■ **Data listing**
· · ·

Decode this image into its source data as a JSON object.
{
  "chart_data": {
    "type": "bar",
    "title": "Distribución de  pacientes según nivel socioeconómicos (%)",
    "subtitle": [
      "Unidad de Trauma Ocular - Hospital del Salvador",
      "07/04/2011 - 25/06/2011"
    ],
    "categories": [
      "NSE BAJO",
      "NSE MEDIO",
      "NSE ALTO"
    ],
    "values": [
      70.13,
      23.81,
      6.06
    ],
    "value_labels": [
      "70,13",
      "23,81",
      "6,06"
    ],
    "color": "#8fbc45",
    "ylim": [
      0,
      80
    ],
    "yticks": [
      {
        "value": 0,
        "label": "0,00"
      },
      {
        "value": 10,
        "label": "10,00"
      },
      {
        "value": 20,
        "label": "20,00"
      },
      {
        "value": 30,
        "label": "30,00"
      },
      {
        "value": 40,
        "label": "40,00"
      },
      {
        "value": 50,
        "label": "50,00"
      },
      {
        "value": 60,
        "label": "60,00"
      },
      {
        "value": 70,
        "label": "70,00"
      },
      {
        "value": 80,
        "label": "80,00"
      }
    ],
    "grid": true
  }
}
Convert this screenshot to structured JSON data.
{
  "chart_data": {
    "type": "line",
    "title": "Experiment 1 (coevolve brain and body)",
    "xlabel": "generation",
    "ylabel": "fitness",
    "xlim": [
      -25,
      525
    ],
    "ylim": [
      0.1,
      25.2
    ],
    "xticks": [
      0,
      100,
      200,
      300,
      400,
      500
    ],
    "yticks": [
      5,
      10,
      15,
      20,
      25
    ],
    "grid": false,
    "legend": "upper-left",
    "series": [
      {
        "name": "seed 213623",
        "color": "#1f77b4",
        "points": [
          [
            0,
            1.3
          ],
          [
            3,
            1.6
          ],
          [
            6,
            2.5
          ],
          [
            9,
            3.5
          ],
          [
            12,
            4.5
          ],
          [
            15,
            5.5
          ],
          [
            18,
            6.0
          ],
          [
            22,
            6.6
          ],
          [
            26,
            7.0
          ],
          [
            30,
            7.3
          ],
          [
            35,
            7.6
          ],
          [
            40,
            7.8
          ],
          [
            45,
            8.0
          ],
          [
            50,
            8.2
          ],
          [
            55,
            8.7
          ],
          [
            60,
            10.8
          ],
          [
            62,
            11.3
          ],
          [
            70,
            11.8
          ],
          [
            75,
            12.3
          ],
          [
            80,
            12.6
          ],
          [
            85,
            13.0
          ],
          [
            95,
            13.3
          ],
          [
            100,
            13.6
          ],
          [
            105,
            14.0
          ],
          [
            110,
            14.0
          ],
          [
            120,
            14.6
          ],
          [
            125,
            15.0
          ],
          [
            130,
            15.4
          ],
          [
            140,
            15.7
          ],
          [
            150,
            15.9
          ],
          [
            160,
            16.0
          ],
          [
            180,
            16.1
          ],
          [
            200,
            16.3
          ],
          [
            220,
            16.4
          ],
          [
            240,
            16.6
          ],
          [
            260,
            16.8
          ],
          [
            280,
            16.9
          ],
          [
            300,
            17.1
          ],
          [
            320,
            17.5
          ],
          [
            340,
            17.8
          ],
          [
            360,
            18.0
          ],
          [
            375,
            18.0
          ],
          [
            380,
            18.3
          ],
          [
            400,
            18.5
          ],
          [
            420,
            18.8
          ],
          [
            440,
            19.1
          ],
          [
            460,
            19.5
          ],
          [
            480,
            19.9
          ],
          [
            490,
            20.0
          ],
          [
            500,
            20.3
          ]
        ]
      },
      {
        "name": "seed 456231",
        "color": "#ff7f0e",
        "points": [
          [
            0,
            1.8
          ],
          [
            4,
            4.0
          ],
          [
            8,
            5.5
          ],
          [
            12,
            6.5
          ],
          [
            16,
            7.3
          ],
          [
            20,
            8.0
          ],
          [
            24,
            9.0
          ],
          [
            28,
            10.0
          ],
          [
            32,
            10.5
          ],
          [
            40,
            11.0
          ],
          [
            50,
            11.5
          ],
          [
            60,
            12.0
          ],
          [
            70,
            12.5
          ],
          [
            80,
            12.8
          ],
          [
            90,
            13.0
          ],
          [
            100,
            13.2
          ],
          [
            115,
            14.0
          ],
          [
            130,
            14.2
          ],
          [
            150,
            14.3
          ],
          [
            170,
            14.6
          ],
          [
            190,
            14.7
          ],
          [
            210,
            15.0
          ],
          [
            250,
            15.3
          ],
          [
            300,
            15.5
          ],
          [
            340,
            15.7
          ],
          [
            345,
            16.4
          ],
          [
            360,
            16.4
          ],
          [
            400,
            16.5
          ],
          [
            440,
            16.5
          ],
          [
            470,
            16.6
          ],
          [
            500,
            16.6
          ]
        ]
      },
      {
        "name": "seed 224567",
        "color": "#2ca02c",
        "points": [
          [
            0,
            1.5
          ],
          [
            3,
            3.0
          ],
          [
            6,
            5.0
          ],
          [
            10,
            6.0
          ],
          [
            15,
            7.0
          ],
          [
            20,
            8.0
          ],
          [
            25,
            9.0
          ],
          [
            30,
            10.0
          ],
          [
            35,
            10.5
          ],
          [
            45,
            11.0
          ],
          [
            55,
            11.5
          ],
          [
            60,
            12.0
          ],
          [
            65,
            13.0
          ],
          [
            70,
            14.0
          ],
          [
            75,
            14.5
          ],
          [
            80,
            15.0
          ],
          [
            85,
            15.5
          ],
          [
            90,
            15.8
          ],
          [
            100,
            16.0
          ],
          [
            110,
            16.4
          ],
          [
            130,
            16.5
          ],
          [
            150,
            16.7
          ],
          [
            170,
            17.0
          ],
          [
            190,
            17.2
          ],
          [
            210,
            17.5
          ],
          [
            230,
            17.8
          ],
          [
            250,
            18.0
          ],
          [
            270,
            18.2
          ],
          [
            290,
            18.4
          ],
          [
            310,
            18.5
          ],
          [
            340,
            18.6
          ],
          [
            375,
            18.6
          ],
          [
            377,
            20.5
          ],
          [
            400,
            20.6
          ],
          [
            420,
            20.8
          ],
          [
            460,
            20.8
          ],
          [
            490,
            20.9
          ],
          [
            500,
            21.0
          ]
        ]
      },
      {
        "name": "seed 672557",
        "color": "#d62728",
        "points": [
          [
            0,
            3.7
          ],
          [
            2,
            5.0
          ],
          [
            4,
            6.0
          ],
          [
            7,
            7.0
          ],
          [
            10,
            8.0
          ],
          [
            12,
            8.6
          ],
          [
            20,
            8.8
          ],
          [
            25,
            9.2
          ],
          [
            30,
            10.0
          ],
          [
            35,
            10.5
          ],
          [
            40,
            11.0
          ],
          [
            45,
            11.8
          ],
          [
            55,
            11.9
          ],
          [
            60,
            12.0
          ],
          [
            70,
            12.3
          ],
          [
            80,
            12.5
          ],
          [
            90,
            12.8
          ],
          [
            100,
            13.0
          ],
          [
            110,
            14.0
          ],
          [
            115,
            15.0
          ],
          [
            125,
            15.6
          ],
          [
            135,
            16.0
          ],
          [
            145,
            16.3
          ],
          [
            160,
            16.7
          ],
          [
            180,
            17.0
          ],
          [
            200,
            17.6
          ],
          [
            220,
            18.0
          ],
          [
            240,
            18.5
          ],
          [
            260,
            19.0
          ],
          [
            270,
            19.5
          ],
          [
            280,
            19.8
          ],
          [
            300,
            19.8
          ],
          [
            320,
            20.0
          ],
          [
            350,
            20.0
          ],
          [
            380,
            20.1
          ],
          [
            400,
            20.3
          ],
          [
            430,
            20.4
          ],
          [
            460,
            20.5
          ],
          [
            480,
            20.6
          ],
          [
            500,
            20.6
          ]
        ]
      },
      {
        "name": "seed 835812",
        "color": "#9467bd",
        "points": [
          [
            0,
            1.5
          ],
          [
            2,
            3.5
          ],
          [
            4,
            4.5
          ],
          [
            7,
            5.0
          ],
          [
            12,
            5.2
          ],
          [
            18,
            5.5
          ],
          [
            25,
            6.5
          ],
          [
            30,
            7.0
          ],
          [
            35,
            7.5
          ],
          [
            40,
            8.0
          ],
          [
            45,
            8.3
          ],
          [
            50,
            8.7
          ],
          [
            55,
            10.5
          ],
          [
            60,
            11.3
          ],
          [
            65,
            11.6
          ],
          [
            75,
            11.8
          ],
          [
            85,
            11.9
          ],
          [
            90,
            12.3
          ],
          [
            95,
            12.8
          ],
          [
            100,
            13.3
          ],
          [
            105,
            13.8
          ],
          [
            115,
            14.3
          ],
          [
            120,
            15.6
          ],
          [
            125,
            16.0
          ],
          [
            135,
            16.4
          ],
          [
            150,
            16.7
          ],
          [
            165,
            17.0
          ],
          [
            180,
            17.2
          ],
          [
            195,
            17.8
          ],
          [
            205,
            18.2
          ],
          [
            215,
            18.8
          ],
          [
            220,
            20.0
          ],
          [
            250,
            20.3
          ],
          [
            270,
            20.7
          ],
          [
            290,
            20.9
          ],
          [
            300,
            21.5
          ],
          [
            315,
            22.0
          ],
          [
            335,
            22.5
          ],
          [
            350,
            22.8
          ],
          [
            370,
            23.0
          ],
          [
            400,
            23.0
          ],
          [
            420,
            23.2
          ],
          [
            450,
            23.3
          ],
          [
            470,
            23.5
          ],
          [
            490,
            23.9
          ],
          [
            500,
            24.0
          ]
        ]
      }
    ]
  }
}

· · ·

■ **Description of the task**
Pick out, from the lines above, every one that contains the string "this".

■ **Complete output**
Decode this image into its source data as a JSON object.
Convert this screenshot to structured JSON data.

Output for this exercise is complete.